> **Aim of the exercise**
Restate, word for word, every line of the data.

# Start of Records for the task

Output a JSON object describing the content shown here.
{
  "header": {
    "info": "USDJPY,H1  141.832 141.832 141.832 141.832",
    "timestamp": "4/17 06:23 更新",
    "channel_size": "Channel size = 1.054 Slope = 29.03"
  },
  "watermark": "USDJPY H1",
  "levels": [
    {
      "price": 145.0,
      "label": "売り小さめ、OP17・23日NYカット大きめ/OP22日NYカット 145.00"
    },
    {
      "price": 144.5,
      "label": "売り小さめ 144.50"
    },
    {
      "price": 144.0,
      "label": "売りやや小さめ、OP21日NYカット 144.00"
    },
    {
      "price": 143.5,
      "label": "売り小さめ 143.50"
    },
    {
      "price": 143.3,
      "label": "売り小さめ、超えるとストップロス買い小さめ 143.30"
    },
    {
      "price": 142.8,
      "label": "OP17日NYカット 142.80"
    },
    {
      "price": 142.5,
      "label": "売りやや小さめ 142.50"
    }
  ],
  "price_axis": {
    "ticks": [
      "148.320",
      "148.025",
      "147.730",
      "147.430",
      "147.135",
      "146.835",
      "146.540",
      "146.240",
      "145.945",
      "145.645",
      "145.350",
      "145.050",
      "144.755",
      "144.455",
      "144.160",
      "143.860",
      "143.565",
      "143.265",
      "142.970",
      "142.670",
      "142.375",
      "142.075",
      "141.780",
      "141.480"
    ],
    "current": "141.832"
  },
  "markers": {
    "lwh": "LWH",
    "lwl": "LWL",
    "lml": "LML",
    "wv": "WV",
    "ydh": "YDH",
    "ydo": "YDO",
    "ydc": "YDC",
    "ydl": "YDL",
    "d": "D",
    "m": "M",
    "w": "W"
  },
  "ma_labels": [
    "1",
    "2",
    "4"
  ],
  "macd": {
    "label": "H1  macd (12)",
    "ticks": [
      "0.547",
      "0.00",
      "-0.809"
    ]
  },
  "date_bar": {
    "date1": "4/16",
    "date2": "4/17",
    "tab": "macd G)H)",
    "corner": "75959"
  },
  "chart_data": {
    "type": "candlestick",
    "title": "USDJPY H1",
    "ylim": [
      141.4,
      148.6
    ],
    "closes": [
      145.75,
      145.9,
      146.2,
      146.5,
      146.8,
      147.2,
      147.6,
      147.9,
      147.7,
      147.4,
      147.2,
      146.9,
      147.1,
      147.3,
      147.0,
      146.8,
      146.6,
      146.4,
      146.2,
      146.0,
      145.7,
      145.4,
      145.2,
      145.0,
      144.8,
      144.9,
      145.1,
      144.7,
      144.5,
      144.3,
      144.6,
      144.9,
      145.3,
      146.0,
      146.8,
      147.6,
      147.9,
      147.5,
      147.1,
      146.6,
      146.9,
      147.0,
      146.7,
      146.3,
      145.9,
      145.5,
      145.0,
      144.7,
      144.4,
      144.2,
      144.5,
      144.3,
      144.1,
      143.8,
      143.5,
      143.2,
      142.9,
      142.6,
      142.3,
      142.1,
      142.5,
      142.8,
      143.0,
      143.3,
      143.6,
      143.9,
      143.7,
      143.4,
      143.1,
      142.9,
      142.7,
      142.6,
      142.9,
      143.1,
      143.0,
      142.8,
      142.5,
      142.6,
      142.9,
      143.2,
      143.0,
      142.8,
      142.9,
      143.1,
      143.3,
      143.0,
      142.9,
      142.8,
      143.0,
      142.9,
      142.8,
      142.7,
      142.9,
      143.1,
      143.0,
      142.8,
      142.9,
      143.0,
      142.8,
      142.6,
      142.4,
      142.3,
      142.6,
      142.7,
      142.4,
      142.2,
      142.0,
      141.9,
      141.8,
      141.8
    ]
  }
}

# End of Records for the task

> **Correct output**
Output a JSON object describing the content shown here.
{
  "header": {
    "info": "USDJPY,H1  141.832 141.832 141.832 141.832",
    "timestamp": "4/17 06:23 更新",
    "channel_size": "Channel size = 1.054 Slope = 29.03"
  },
  "watermark": "USDJPY H1",
  "levels": [
    {
      "price": 145.0,
      "label": "売り小さめ、OP17・23日NYカット大きめ/OP22日NYカット 145.00"
    },
    {
      "price": 144.5,
      "label": "売り小さめ 144.50"
    },
    {
      "price": 144.0,
      "label": "売りやや小さめ、OP21日NYカット 144.00"
    },
    {
      "price": 143.5,
      "label": "売り小さめ 143.50"
    },
    {
      "price": 143.3,
      "label": "売り小さめ、超えるとストップロス買い小さめ 143.30"
    },
    {
      "price": 142.8,
      "label": "OP17日NYカット 142.80"
    },
    {
      "price": 142.5,
      "label": "売りやや小さめ 142.50"
    }
  ],
  "price_axis": {
    "ticks": [
      "148.320",
      "148.025",
      "147.730",
      "147.430",
      "147.135",
      "146.835",
      "146.540",
      "146.240",
      "145.945",
      "145.645",
      "145.350",
      "145.050",
      "144.755",
      "144.455",
      "144.160",
      "143.860",
      "143.565",
      "143.265",
      "142.970",
      "142.670",
      "142.375",
      "142.075",
      "141.780",
      "141.480"
    ],
    "current": "141.832"
  },
  "markers": {
    "lwh": "LWH",
    "lwl": "LWL",
    "lml": "LML",
    "wv": "WV",
    "ydh": "YDH",
    "ydo": "YDO",
    "ydc": "YDC",
    "ydl": "YDL",
    "d": "D",
    "m": "M",
    "w": "W"
  },
  "ma_labels": [
    "1",
    "2",
    "4"
  ],
  "macd": {
    "label": "H1  macd (12)",
    "ticks": [
      "0.547",
      "0.00",
      "-0.809"
    ]
  },
  "date_bar": {
    "date1": "4/16",
    "date2": "4/17",
    "tab": "macd G)H)",
    "corner": "75959"
  },
  "chart_data": {
    "type": "candlestick",
    "title": "USDJPY H1",
    "ylim": [
      141.4,
      148.6
    ],
    "closes": [
      145.75,
      145.9,
      146.2,
      146.5,
      146.8,
      147.2,
      147.6,
      147.9,
      147.7,
      147.4,
      147.2,
      146.9,
      147.1,
      147.3,
      147.0,
      146.8,
      146.6,
      146.4,
      146.2,
      146.0,
      145.7,
      145.4,
      145.2,
      145.0,
      144.8,
      144.9,
      145.1,
      144.7,
      144.5,
      144.3,
      144.6,
      144.9,
      145.3,
      146.0,
      146.8,
      147.6,
      147.9,
      147.5,
      147.1,
      146.6,
      146.9,
      147.0,
      146.7,
      146.3,
      145.9,
      145.5,
      145.0,
      144.7,
      144.4,
      144.2,
      144.5,
      144.3,
      144.1,
      143.8,
      143.5,
      143.2,
      142.9,
      142.6,
      142.3,
      142.1,
      142.5,
      142.8,
      143.0,
      143.3,
      143.6,
      143.9,
      143.7,
      143.4,
      143.1,
      142.9,
      142.7,
      142.6,
      142.9,
      143.1,
      143.0,
      142.8,
      142.5,
      142.6,
      142.9,
      143.2,
      143.0,
      142.8,
      142.9,
      143.1,
      143.3,
      143.0,
      142.9,
      142.8,
      143.0,
      142.9,
      142.8,
      142.7,
      142.9,
      143.1,
      143.0,
      142.8,
      142.9,
      143.0,
      142.8,
      142.6,
      142.4,
      142.3,
      142.6,
      142.7,
      142.4,
      142.2,
      142.0,
      141.9,
      141.8,
      141.8
    ]
  }
}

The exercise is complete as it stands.